§ WHAT NEEDS TO BE DONE
Extract every line from the items below and reproduce each one unchanged.

§ RECORDS PROVIDED
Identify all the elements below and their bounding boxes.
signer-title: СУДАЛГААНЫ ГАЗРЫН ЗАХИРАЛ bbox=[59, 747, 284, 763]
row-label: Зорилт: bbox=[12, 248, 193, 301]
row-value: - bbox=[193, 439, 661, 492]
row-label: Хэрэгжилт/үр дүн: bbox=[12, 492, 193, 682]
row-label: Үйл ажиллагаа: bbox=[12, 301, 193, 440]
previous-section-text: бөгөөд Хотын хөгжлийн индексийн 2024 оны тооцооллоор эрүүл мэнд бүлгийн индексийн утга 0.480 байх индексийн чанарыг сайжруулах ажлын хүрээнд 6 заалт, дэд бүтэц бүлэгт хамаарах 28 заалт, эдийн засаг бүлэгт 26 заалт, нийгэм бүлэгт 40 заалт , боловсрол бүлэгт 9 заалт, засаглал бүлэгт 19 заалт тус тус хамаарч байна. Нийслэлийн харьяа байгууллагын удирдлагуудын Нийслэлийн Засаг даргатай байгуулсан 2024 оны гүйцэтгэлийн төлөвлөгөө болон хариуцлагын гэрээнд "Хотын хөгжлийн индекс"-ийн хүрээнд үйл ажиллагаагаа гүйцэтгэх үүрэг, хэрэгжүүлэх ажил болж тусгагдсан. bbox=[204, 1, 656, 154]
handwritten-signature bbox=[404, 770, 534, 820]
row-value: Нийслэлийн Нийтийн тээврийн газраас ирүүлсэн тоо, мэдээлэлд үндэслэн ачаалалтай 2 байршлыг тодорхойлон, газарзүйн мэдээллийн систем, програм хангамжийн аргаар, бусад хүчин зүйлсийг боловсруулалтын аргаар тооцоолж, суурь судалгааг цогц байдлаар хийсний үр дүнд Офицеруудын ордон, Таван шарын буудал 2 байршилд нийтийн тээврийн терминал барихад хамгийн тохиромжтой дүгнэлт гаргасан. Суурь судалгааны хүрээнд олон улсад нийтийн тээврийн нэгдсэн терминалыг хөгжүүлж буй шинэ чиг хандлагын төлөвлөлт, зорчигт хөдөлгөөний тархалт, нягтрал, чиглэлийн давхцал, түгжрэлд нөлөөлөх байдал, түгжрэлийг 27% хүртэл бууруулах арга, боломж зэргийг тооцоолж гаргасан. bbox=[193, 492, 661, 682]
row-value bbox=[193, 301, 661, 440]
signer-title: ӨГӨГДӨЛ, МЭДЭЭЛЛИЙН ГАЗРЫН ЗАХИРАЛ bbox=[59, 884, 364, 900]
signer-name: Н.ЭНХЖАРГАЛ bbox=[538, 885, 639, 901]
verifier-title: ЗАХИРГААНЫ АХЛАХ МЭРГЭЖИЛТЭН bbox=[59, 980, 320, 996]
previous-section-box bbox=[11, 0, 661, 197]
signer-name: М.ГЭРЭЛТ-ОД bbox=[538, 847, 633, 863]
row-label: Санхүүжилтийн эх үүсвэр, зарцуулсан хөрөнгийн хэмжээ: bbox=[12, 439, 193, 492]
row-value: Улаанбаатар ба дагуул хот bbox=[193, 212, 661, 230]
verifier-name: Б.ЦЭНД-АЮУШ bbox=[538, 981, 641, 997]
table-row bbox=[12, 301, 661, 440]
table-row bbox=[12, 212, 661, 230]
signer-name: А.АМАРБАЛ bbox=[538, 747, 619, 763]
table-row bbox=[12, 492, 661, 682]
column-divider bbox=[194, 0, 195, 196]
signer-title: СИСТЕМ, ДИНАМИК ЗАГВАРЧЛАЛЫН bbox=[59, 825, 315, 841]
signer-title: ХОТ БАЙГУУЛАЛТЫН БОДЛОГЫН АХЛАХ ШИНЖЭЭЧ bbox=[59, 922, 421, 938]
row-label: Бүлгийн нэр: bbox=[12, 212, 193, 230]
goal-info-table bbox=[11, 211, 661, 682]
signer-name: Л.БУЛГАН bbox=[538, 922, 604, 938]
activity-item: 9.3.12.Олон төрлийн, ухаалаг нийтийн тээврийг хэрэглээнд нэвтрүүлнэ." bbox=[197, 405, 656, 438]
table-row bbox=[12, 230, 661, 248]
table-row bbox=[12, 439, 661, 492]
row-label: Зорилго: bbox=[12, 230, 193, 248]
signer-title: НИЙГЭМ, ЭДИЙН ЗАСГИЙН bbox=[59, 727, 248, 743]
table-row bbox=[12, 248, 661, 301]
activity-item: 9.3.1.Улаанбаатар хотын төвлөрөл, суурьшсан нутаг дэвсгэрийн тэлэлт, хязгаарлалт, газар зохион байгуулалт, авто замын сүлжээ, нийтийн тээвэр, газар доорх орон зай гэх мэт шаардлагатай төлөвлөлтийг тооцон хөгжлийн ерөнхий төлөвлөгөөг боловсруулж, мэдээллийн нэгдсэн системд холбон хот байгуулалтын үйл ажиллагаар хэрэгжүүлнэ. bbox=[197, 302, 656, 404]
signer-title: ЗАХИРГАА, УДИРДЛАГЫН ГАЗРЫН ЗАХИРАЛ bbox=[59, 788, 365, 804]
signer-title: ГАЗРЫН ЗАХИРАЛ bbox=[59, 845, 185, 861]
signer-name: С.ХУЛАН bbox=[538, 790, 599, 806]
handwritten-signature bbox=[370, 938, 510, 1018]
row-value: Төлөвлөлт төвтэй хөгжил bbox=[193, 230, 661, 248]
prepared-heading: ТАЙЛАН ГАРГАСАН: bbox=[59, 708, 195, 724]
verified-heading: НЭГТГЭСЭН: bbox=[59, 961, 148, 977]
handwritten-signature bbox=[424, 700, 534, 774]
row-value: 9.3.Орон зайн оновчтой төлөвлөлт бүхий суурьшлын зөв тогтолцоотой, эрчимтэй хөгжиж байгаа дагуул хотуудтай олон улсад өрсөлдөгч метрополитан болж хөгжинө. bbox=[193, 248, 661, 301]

§ SOLUTION BELOW
Identify all the elements below and their bounding boxes.
signer-title: СУДАЛГААНЫ ГАЗРЫН ЗАХИРАЛ bbox=[59, 747, 284, 763]
row-label: Зорилт: bbox=[12, 248, 193, 301]
row-value: - bbox=[193, 439, 661, 492]
row-label: Хэрэгжилт/үр дүн: bbox=[12, 492, 193, 682]
row-label: Үйл ажиллагаа: bbox=[12, 301, 193, 440]
previous-section-text: бөгөөд Хотын хөгжлийн индексийн 2024 оны тооцооллоор эрүүл мэнд бүлгийн индексийн утга 0.480 байх индексийн чанарыг сайжруулах ажлын хүрээнд 6 заалт, дэд бүтэц бүлэгт хамаарах 28 заалт, эдийн засаг бүлэгт 26 заалт, нийгэм бүлэгт 40 заалт , боловсрол бүлэгт 9 заалт, засаглал бүлэгт 19 заалт тус тус хамаарч байна. Нийслэлийн харьяа байгууллагын удирдлагуудын Нийслэлийн Засаг даргатай байгуулсан 2024 оны гүйцэтгэлийн төлөвлөгөө болон хариуцлагын гэрээнд "Хотын хөгжлийн индекс"-ийн хүрээнд үйл ажиллагаагаа гүйцэтгэх үүрэг, хэрэгжүүлэх ажил болж тусгагдсан. bbox=[204, 1, 656, 154]
handwritten-signature bbox=[404, 770, 534, 820]
row-value: Нийслэлийн Нийтийн тээврийн газраас ирүүлсэн тоо, мэдээлэлд үндэслэн ачаалалтай 2 байршлыг тодорхойлон, газарзүйн мэдээллийн систем, програм хангамжийн аргаар, бусад хүчин зүйлсийг боловсруулалтын аргаар тооцоолж, суурь судалгааг цогц байдлаар хийсний үр дүнд Офицеруудын ордон, Таван шарын буудал 2 байршилд нийтийн тээврийн терминал барихад хамгийн тохиромжтой дүгнэлт гаргасан. Суурь судалгааны хүрээнд олон улсад нийтийн тээврийн нэгдсэн терминалыг хөгжүүлж буй шинэ чиг хандлагын төлөвлөлт, зорчигт хөдөлгөөний тархалт, нягтрал, чиглэлийн давхцал, түгжрэлд нөлөөлөх байдал, түгжрэлийг 27% хүртэл бууруулах арга, боломж зэргийг тооцоолж гаргасан. bbox=[193, 492, 661, 682]
row-value bbox=[193, 301, 661, 440]
signer-title: ӨГӨГДӨЛ, МЭДЭЭЛЛИЙН ГАЗРЫН ЗАХИРАЛ bbox=[59, 884, 364, 900]
signer-name: Н.ЭНХЖАРГАЛ bbox=[538, 885, 639, 901]
verifier-title: ЗАХИРГААНЫ АХЛАХ МЭРГЭЖИЛТЭН bbox=[59, 980, 320, 996]
previous-section-box bbox=[11, 0, 661, 197]
signer-name: М.ГЭРЭЛТ-ОД bbox=[538, 847, 633, 863]
row-label: Санхүүжилтийн эх үүсвэр, зарцуулсан хөрөнгийн хэмжээ: bbox=[12, 439, 193, 492]
row-value: Улаанбаатар ба дагуул хот bbox=[193, 212, 661, 230]
verifier-name: Б.ЦЭНД-АЮУШ bbox=[538, 981, 641, 997]
table-row bbox=[12, 301, 661, 440]
table-row bbox=[12, 212, 661, 230]
signer-name: А.АМАРБАЛ bbox=[538, 747, 619, 763]
table-row bbox=[12, 492, 661, 682]
column-divider bbox=[194, 0, 195, 196]
signer-title: СИСТЕМ, ДИНАМИК ЗАГВАРЧЛАЛЫН bbox=[59, 825, 315, 841]
signer-title: ХОТ БАЙГУУЛАЛТЫН БОДЛОГЫН АХЛАХ ШИНЖЭЭЧ bbox=[59, 922, 421, 938]
row-label: Бүлгийн нэр: bbox=[12, 212, 193, 230]
goal-info-table bbox=[11, 211, 661, 682]
signer-name: Л.БУЛГАН bbox=[538, 922, 604, 938]
activity-item: 9.3.12.Олон төрлийн, ухаалаг нийтийн тээврийг хэрэглээнд нэвтрүүлнэ." bbox=[197, 405, 656, 438]
table-row bbox=[12, 230, 661, 248]
table-row bbox=[12, 439, 661, 492]
row-label: Зорилго: bbox=[12, 230, 193, 248]
signer-title: НИЙГЭМ, ЭДИЙН ЗАСГИЙН bbox=[59, 727, 248, 743]
table-row bbox=[12, 248, 661, 301]
activity-item: 9.3.1.Улаанбаатар хотын төвлөрөл, суурьшсан нутаг дэвсгэрийн тэлэлт, хязгаарлалт, газар зохион байгуулалт, авто замын сүлжээ, нийтийн тээвэр, газар доорх орон зай гэх мэт шаардлагатай төлөвлөлтийг тооцон хөгжлийн ерөнхий төлөвлөгөөг боловсруулж, мэдээллийн нэгдсэн системд холбон хот байгуулалтын үйл ажиллагаар хэрэгжүүлнэ. bbox=[197, 302, 656, 404]
signer-title: ЗАХИРГАА, УДИРДЛАГЫН ГАЗРЫН ЗАХИРАЛ bbox=[59, 788, 365, 804]
signer-title: ГАЗРЫН ЗАХИРАЛ bbox=[59, 845, 185, 861]
signer-name: С.ХУЛАН bbox=[538, 790, 599, 806]
handwritten-signature bbox=[370, 938, 510, 1018]
row-value: Төлөвлөлт төвтэй хөгжил bbox=[193, 230, 661, 248]
prepared-heading: ТАЙЛАН ГАРГАСАН: bbox=[59, 708, 195, 724]
verified-heading: НЭГТГЭСЭН: bbox=[59, 961, 148, 977]
handwritten-signature bbox=[424, 700, 534, 774]
row-value: 9.3.Орон зайн оновчтой төлөвлөлт бүхий суурьшлын зөв тогтолцоотой, эрчимтэй хөгжиж байгаа дагуул хотуудтай олон улсад өрсөлдөгч метрополитан болж хөгжинө. bbox=[193, 248, 661, 301]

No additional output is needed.